* [MATERIAL PROVIDED]

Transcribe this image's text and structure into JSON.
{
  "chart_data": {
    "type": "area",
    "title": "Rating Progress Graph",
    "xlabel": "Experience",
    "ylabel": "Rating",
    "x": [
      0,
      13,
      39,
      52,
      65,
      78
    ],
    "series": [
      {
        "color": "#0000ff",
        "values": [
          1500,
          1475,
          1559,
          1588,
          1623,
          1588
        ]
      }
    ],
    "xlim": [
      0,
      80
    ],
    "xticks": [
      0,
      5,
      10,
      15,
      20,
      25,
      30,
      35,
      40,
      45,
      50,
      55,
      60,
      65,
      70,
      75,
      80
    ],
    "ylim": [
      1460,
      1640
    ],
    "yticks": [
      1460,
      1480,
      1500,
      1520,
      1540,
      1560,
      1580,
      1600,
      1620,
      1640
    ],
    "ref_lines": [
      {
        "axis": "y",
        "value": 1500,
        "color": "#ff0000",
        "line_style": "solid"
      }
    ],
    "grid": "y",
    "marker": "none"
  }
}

* [WHAT YOU NEED TO DO] Return each entry from the material above exactly as it appears.

* [ANSWER TO THIS TASK]
Transcribe this image's text and structure into JSON.
{
  "chart_data": {
    "type": "area",
    "title": "Rating Progress Graph",
    "xlabel": "Experience",
    "ylabel": "Rating",
    "x": [
      0,
      13,
      39,
      52,
      65,
      78
    ],
    "series": [
      {
        "color": "#0000ff",
        "values": [
          1500,
          1475,
          1559,
          1588,
          1623,
          1588
        ]
      }
    ],
    "xlim": [
      0,
      80
    ],
    "xticks": [
      0,
      5,
      10,
      15,
      20,
      25,
      30,
      35,
      40,
      45,
      50,
      55,
      60,
      65,
      70,
      75,
      80
    ],
    "ylim": [
      1460,
      1640
    ],
    "yticks": [
      1460,
      1480,
      1500,
      1520,
      1540,
      1560,
      1580,
      1600,
      1620,
      1640
    ],
    "ref_lines": [
      {
        "axis": "y",
        "value": 1500,
        "color": "#ff0000",
        "line_style": "solid"
      }
    ],
    "grid": "y",
    "marker": "none"
  }
}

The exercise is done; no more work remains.